--- SOURCE RECORDS ---

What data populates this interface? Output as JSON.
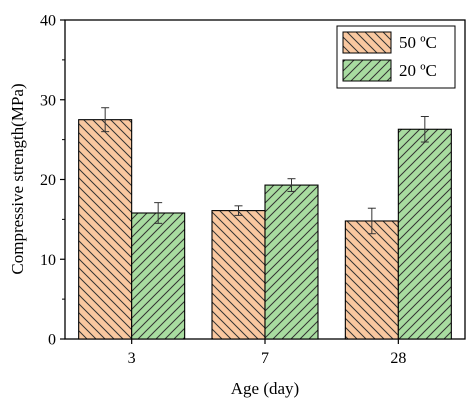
{
  "chart_data": {
    "type": "bar",
    "categories": [
      "3",
      "7",
      "28"
    ],
    "series": [
      {
        "name": "50 ºC",
        "values": [
          27.5,
          16.1,
          14.8
        ],
        "errors": [
          1.5,
          0.6,
          1.6
        ],
        "fill": "#f9c8a0",
        "hatch": "back-diagonal"
      },
      {
        "name": "20 ºC",
        "values": [
          15.8,
          19.3,
          26.3
        ],
        "errors": [
          1.3,
          0.8,
          1.6
        ],
        "fill": "#a8dca0",
        "hatch": "forward-diagonal"
      }
    ],
    "xlabel": "Age (day)",
    "ylabel": "Compressive strength(MPa)",
    "ylim": [
      0,
      40
    ],
    "yticks": [
      0,
      10,
      20,
      30,
      40
    ],
    "legend_position": "top-right",
    "grid": false
  }
}
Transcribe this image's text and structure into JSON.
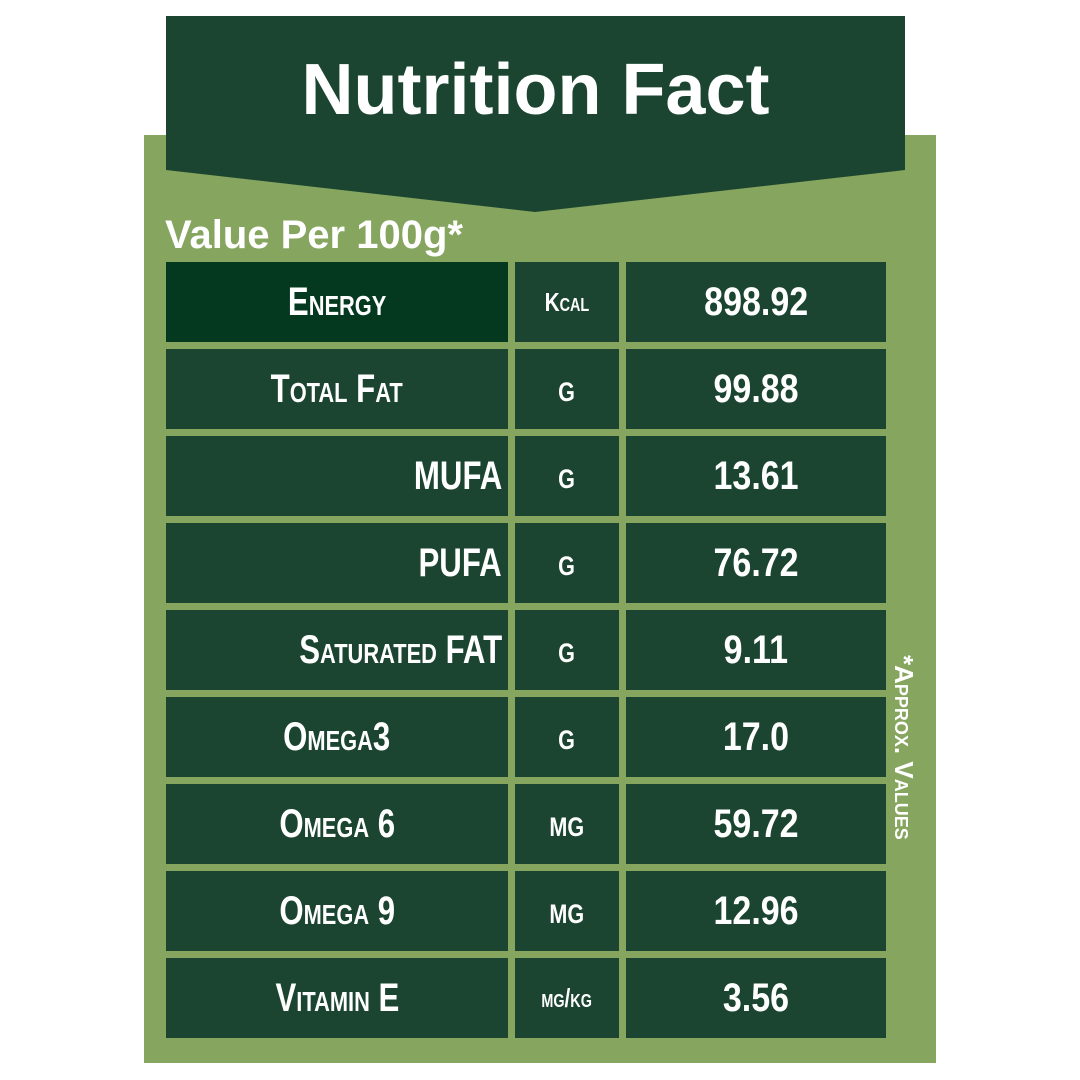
{
  "header": {
    "title": "Nutrition Fact",
    "subtitle": "Value Per 100g*"
  },
  "table": {
    "rows": [
      [
        "Energy",
        "Kcal",
        "898.92"
      ],
      [
        "Total Fat",
        "g",
        "99.88"
      ],
      [
        "MUFA",
        "g",
        "13.61"
      ],
      [
        "PUFA",
        "g",
        "76.72"
      ],
      [
        "Saturated FAT",
        "g",
        "9.11"
      ],
      [
        "Omega3",
        "g",
        "17.0"
      ],
      [
        "Omega 6",
        "mg",
        "59.72"
      ],
      [
        "Omega 9",
        "mg",
        "12.96"
      ],
      [
        "Vitamin E",
        "mg/kg",
        "3.56"
      ]
    ]
  },
  "footnote": "*Approx. Values"
}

---

→ **WHAT THE TASK REQUIRES**:
Quote every entry exactly, with the pictures omitted.

→ **RESULT**:
What data populates this interface? Output as JSON.
{
  "chart_data": {
    "type": "bar",
    "categories": [
      "3",
      "7",
      "28"
    ],
    "series": [
      {
        "name": "50 ºC",
        "values": [
          27.5,
          16.1,
          14.8
        ],
        "errors": [
          1.5,
          0.6,
          1.6
        ],
        "fill": "#f9c8a0",
        "hatch": "back-diagonal"
      },
      {
        "name": "20 ºC",
        "values": [
          15.8,
          19.3,
          26.3
        ],
        "errors": [
          1.3,
          0.8,
          1.6
        ],
        "fill": "#a8dca0",
        "hatch": "forward-diagonal"
      }
    ],
    "xlabel": "Age (day)",
    "ylabel": "Compressive strength(MPa)",
    "ylim": [
      0,
      40
    ],
    "yticks": [
      0,
      10,
      20,
      30,
      40
    ],
    "legend_position": "top-right",
    "grid": false
  }
}
Transcribe this image's text and structure into JSON.
{
  "header": {
    "title": "Nutrition Fact",
    "subtitle": "Value Per 100g*"
  },
  "table": {
    "rows": [
      [
        "Energy",
        "Kcal",
        "898.92"
      ],
      [
        "Total Fat",
        "g",
        "99.88"
      ],
      [
        "MUFA",
        "g",
        "13.61"
      ],
      [
        "PUFA",
        "g",
        "76.72"
      ],
      [
        "Saturated FAT",
        "g",
        "9.11"
      ],
      [
        "Omega3",
        "g",
        "17.0"
      ],
      [
        "Omega 6",
        "mg",
        "59.72"
      ],
      [
        "Omega 9",
        "mg",
        "12.96"
      ],
      [
        "Vitamin E",
        "mg/kg",
        "3.56"
      ]
    ]
  },
  "footnote": "*Approx. Values"
}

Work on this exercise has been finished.